* **RECORDS FOR THE EXERCISE**
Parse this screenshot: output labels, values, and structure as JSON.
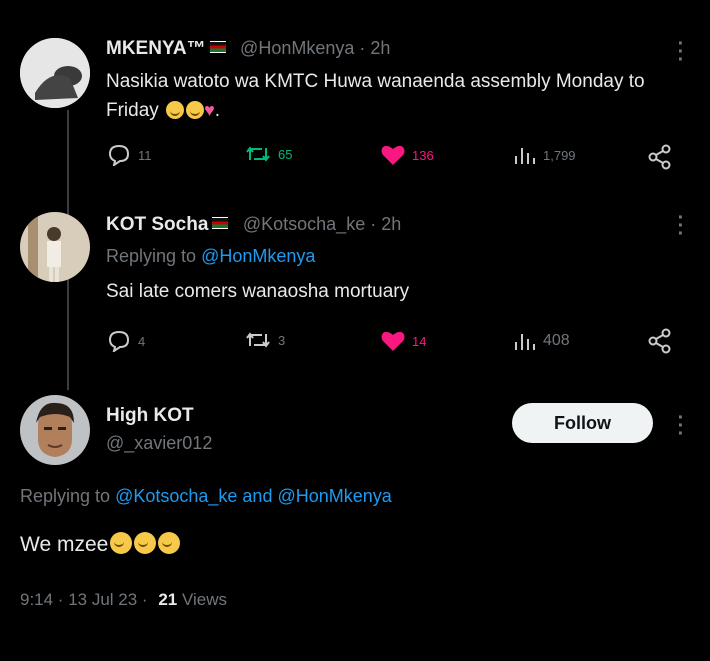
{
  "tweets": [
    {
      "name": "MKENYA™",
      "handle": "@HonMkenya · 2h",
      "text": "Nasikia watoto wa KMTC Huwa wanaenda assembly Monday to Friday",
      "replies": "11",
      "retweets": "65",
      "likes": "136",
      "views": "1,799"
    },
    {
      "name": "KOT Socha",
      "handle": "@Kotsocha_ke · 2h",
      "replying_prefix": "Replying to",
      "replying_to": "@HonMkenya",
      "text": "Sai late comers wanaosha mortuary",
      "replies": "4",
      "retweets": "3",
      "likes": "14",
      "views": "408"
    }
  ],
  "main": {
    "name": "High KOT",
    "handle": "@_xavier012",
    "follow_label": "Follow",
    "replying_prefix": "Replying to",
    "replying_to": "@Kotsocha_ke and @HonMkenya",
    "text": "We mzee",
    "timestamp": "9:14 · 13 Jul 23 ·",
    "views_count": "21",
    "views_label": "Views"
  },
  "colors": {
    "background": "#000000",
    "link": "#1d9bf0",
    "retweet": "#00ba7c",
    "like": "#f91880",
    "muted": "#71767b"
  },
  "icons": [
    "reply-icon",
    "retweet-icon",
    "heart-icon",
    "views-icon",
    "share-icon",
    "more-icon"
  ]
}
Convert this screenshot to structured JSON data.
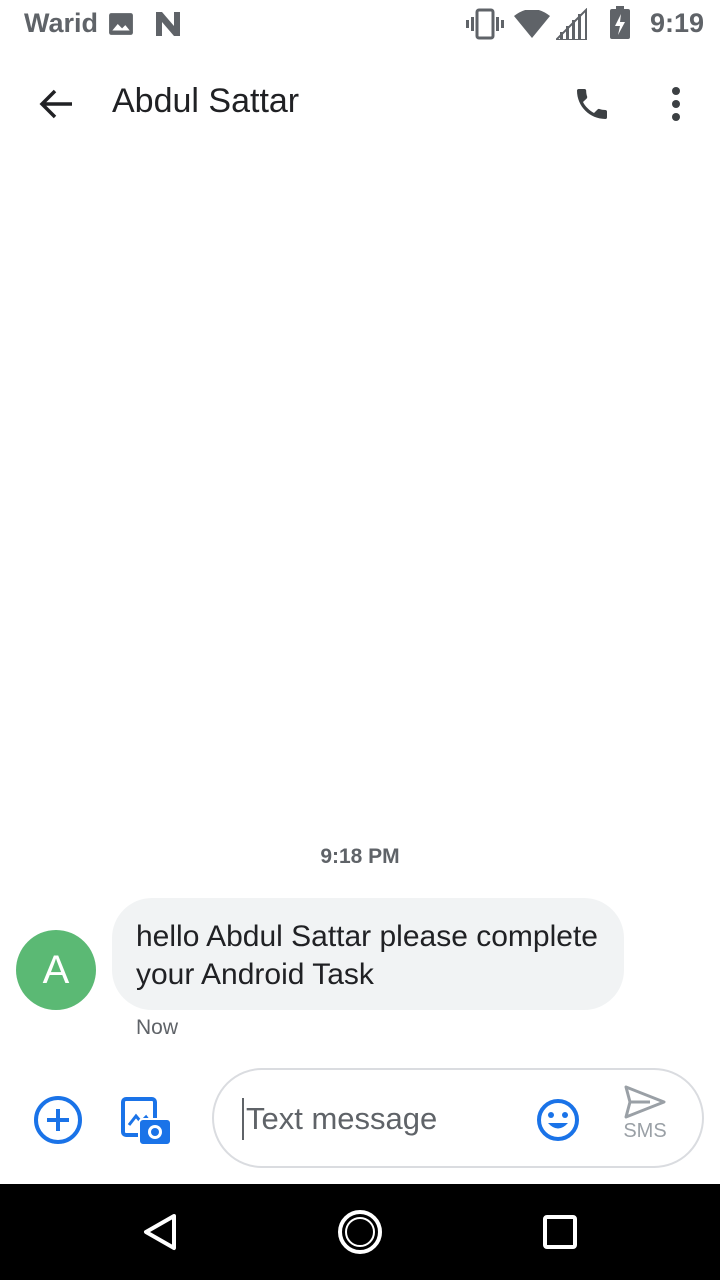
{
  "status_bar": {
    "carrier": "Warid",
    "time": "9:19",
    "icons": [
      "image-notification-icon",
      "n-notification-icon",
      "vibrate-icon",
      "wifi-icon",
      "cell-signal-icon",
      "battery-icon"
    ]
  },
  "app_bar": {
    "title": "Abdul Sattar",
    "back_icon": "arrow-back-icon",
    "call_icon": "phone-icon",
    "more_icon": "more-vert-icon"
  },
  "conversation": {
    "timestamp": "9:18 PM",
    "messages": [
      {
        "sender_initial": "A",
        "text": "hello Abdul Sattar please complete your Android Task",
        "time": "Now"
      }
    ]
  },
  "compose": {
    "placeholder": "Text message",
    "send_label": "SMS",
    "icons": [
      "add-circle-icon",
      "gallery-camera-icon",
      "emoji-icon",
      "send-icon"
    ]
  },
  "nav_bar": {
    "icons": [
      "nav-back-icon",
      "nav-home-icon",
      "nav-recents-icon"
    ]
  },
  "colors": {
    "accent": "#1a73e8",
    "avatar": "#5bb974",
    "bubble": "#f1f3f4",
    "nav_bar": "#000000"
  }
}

* **YOUR TASK**
Copy the whole listing above word for word but do not carry over the pictures.

* **WORKED SOLUTION**
Parse this screenshot: output labels, values, and structure as JSON.
{
  "tweets": [
    {
      "name": "MKENYA™",
      "handle": "@HonMkenya · 2h",
      "text": "Nasikia watoto wa KMTC Huwa wanaenda assembly Monday to Friday",
      "replies": "11",
      "retweets": "65",
      "likes": "136",
      "views": "1,799"
    },
    {
      "name": "KOT Socha",
      "handle": "@Kotsocha_ke · 2h",
      "replying_prefix": "Replying to",
      "replying_to": "@HonMkenya",
      "text": "Sai late comers wanaosha mortuary",
      "replies": "4",
      "retweets": "3",
      "likes": "14",
      "views": "408"
    }
  ],
  "main": {
    "name": "High KOT",
    "handle": "@_xavier012",
    "follow_label": "Follow",
    "replying_prefix": "Replying to",
    "replying_to": "@Kotsocha_ke and @HonMkenya",
    "text": "We mzee",
    "timestamp": "9:14 · 13 Jul 23 ·",
    "views_count": "21",
    "views_label": "Views"
  },
  "colors": {
    "background": "#000000",
    "link": "#1d9bf0",
    "retweet": "#00ba7c",
    "like": "#f91880",
    "muted": "#71767b"
  },
  "icons": [
    "reply-icon",
    "retweet-icon",
    "heart-icon",
    "views-icon",
    "share-icon",
    "more-icon"
  ]
}
Convert this screenshot to structured JSON data.
{
  "status_bar": {
    "carrier": "Warid",
    "time": "9:19",
    "icons": [
      "image-notification-icon",
      "n-notification-icon",
      "vibrate-icon",
      "wifi-icon",
      "cell-signal-icon",
      "battery-icon"
    ]
  },
  "app_bar": {
    "title": "Abdul Sattar",
    "back_icon": "arrow-back-icon",
    "call_icon": "phone-icon",
    "more_icon": "more-vert-icon"
  },
  "conversation": {
    "timestamp": "9:18 PM",
    "messages": [
      {
        "sender_initial": "A",
        "text": "hello Abdul Sattar please complete your Android Task",
        "time": "Now"
      }
    ]
  },
  "compose": {
    "placeholder": "Text message",
    "send_label": "SMS",
    "icons": [
      "add-circle-icon",
      "gallery-camera-icon",
      "emoji-icon",
      "send-icon"
    ]
  },
  "nav_bar": {
    "icons": [
      "nav-back-icon",
      "nav-home-icon",
      "nav-recents-icon"
    ]
  },
  "colors": {
    "accent": "#1a73e8",
    "avatar": "#5bb974",
    "bubble": "#f1f3f4",
    "nav_bar": "#000000"
  }
}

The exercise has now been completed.